▶ [WHAT THE TASK REQUIRES] Find the word "Focuses" in the data. Return every line where it appears.

★ ★ ★ ★

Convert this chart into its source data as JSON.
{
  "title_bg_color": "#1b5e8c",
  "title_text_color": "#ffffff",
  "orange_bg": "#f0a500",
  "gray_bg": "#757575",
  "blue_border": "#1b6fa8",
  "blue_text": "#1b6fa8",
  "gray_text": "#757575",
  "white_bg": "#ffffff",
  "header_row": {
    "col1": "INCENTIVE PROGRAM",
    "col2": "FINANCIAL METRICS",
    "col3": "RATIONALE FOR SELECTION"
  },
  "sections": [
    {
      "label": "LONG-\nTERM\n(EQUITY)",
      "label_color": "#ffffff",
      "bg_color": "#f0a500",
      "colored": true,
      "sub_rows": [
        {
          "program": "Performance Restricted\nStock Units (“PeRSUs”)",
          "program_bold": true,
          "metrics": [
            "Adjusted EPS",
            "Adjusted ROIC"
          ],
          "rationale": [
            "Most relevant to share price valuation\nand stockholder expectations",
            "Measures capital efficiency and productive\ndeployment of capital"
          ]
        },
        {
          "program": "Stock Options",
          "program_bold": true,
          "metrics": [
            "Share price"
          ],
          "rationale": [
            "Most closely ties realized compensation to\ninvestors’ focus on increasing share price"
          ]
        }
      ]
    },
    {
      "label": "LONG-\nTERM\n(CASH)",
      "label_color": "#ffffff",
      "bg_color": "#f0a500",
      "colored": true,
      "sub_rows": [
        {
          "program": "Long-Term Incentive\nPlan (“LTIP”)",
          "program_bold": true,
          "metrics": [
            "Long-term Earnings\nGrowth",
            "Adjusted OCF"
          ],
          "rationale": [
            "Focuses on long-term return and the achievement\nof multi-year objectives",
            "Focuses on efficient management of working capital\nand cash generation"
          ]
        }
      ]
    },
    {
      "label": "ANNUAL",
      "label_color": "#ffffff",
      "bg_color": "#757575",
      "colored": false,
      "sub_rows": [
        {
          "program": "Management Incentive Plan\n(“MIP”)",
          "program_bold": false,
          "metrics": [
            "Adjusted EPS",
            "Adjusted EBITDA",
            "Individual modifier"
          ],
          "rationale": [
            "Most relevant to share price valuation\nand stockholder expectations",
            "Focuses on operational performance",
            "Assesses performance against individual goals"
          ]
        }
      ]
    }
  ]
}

★ ★ ★ ★

▶ [OUTPUT OF THE EXERCISE]
            "Focuses on long-term return and the achievement\nof multi-year objectives",
            "Focuses on efficient management of working capital\nand cash generation"
            "Focuses on operational performance",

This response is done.